>> Start Records for processing

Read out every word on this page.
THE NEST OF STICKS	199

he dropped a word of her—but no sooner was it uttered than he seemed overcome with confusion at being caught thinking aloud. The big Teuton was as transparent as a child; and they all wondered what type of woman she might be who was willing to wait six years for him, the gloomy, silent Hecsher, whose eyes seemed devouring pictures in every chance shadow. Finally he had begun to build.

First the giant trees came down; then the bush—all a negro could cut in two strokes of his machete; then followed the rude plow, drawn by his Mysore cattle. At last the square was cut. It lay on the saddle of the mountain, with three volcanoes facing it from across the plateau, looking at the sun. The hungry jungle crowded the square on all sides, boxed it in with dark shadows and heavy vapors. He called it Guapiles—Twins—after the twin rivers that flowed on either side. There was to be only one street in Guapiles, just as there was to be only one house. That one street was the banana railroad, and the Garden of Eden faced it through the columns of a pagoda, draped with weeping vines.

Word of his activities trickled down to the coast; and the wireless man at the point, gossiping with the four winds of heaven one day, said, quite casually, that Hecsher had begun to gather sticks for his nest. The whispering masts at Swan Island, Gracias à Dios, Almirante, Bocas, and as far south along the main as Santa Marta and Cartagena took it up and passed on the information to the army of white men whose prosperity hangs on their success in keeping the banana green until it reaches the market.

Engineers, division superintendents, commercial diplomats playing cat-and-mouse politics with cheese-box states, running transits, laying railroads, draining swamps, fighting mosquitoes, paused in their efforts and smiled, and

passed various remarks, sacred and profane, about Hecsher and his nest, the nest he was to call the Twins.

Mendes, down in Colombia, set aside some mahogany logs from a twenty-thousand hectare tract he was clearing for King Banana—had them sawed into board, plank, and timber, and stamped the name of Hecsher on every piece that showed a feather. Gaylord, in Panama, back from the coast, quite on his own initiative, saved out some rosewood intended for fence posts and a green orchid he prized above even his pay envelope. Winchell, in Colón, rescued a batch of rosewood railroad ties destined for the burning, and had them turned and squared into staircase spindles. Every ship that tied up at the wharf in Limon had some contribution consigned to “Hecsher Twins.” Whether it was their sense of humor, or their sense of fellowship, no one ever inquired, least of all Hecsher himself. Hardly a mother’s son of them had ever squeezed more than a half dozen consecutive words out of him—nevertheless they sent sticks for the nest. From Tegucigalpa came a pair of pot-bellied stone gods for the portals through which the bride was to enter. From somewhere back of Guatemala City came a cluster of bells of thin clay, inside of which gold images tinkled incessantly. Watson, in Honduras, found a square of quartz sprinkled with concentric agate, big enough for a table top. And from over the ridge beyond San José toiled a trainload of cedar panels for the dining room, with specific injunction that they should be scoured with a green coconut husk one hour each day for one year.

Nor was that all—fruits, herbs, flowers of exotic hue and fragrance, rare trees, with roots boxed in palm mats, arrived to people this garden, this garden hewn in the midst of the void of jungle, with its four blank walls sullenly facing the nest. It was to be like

>> End Records for processing

> Task statement
Repeat every line of the records above exactly.

> Output
Read out every word on this page.
THE NEST OF STICKS	199

he dropped a word of her—but no sooner was it uttered than he seemed overcome with confusion at being caught thinking aloud. The big Teuton was as transparent as a child; and they all wondered what type of woman she might be who was willing to wait six years for him, the gloomy, silent Hecsher, whose eyes seemed devouring pictures in every chance shadow. Finally he had begun to build.

First the giant trees came down; then the bush—all a negro could cut in two strokes of his machete; then followed the rude plow, drawn by his Mysore cattle. At last the square was cut. It lay on the saddle of the mountain, with three volcanoes facing it from across the plateau, looking at the sun. The hungry jungle crowded the square on all sides, boxed it in with dark shadows and heavy vapors. He called it Guapiles—Twins—after the twin rivers that flowed on either side. There was to be only one street in Guapiles, just as there was to be only one house. That one street was the banana railroad, and the Garden of Eden faced it through the columns of a pagoda, draped with weeping vines.

Word of his activities trickled down to the coast; and the wireless man at the point, gossiping with the four winds of heaven one day, said, quite casually, that Hecsher had begun to gather sticks for his nest. The whispering masts at Swan Island, Gracias à Dios, Almirante, Bocas, and as far south along the main as Santa Marta and Cartagena took it up and passed on the information to the army of white men whose prosperity hangs on their success in keeping the banana green until it reaches the market.

Engineers, division superintendents, commercial diplomats playing cat-and-mouse politics with cheese-box states, running transits, laying railroads, draining swamps, fighting mosquitoes, paused in their efforts and smiled, and

passed various remarks, sacred and profane, about Hecsher and his nest, the nest he was to call the Twins.

Mendes, down in Colombia, set aside some mahogany logs from a twenty-thousand hectare tract he was clearing for King Banana—had them sawed into board, plank, and timber, and stamped the name of Hecsher on every piece that showed a feather. Gaylord, in Panama, back from the coast, quite on his own initiative, saved out some rosewood intended for fence posts and a green orchid he prized above even his pay envelope. Winchell, in Colón, rescued a batch of rosewood railroad ties destined for the burning, and had them turned and squared into staircase spindles. Every ship that tied up at the wharf in Limon had some contribution consigned to “Hecsher Twins.” Whether it was their sense of humor, or their sense of fellowship, no one ever inquired, least of all Hecsher himself. Hardly a mother’s son of them had ever squeezed more than a half dozen consecutive words out of him—nevertheless they sent sticks for the nest. From Tegucigalpa came a pair of pot-bellied stone gods for the portals through which the bride was to enter. From somewhere back of Guatemala City came a cluster of bells of thin clay, inside of which gold images tinkled incessantly. Watson, in Honduras, found a square of quartz sprinkled with concentric agate, big enough for a table top. And from over the ridge beyond San José toiled a trainload of cedar panels for the dining room, with specific injunction that they should be scoured with a green coconut husk one hour each day for one year.

Nor was that all—fruits, herbs, flowers of exotic hue and fragrance, rare trees, with roots boxed in palm mats, arrived to people this garden, this garden hewn in the midst of the void of jungle, with its four blank walls sullenly facing the nest. It was to be like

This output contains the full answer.